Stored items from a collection

——————

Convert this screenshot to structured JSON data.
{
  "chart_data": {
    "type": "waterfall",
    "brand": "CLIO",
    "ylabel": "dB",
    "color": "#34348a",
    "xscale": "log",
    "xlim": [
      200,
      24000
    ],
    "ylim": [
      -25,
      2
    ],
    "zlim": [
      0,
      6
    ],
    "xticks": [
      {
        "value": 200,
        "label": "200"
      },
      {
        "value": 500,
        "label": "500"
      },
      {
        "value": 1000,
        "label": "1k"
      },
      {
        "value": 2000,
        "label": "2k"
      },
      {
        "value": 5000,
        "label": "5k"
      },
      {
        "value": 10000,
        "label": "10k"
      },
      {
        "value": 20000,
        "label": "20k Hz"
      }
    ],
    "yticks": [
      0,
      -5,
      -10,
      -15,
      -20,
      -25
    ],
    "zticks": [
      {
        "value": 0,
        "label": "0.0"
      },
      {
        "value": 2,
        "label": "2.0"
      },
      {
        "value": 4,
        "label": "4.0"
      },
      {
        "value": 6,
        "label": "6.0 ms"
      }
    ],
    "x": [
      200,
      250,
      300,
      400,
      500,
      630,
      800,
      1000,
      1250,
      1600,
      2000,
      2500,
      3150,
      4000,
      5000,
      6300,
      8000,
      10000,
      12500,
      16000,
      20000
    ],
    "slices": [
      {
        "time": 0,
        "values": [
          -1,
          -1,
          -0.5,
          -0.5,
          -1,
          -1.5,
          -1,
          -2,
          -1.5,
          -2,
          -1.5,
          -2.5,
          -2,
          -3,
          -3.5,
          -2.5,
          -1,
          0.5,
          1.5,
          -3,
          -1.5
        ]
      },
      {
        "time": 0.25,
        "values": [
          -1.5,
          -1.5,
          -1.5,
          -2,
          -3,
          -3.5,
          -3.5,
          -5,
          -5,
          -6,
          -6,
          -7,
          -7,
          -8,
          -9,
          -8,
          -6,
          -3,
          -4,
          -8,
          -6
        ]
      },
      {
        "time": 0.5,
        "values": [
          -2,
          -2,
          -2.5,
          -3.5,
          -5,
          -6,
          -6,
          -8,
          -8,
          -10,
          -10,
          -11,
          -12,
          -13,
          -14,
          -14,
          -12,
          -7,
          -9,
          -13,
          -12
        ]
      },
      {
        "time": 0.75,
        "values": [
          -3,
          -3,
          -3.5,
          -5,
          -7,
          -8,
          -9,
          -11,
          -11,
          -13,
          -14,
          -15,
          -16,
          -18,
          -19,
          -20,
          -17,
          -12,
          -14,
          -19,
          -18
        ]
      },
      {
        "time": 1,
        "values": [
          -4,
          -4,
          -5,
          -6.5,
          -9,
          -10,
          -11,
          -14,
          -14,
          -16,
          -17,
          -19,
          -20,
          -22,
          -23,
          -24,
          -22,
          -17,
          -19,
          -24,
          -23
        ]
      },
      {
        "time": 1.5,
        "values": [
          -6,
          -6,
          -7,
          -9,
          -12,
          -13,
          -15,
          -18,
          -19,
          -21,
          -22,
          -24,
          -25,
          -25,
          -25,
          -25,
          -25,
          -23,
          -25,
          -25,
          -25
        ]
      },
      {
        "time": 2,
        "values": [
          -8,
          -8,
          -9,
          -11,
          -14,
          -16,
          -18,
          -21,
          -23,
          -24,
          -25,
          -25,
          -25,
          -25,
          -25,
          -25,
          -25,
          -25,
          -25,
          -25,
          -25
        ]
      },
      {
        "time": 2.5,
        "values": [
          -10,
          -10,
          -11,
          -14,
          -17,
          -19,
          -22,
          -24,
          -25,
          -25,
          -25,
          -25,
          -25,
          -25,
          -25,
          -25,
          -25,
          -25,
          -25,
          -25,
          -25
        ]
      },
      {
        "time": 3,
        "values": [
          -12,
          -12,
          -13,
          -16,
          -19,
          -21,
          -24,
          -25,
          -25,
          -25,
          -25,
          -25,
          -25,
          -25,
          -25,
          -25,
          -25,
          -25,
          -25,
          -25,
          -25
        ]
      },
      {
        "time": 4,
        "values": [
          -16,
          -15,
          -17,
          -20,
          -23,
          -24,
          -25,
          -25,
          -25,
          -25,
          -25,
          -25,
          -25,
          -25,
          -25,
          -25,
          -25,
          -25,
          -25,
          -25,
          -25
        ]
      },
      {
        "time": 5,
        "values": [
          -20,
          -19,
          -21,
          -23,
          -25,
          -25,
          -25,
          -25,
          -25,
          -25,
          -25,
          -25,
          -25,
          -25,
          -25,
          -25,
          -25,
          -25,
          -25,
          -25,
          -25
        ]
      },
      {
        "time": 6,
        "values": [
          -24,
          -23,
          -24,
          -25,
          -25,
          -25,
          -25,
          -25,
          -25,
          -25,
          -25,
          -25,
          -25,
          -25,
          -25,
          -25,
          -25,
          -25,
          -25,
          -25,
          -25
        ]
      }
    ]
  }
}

——————

Tally the lines containing "time". Provide the number without any other words.

> _THE OUTPUT_
12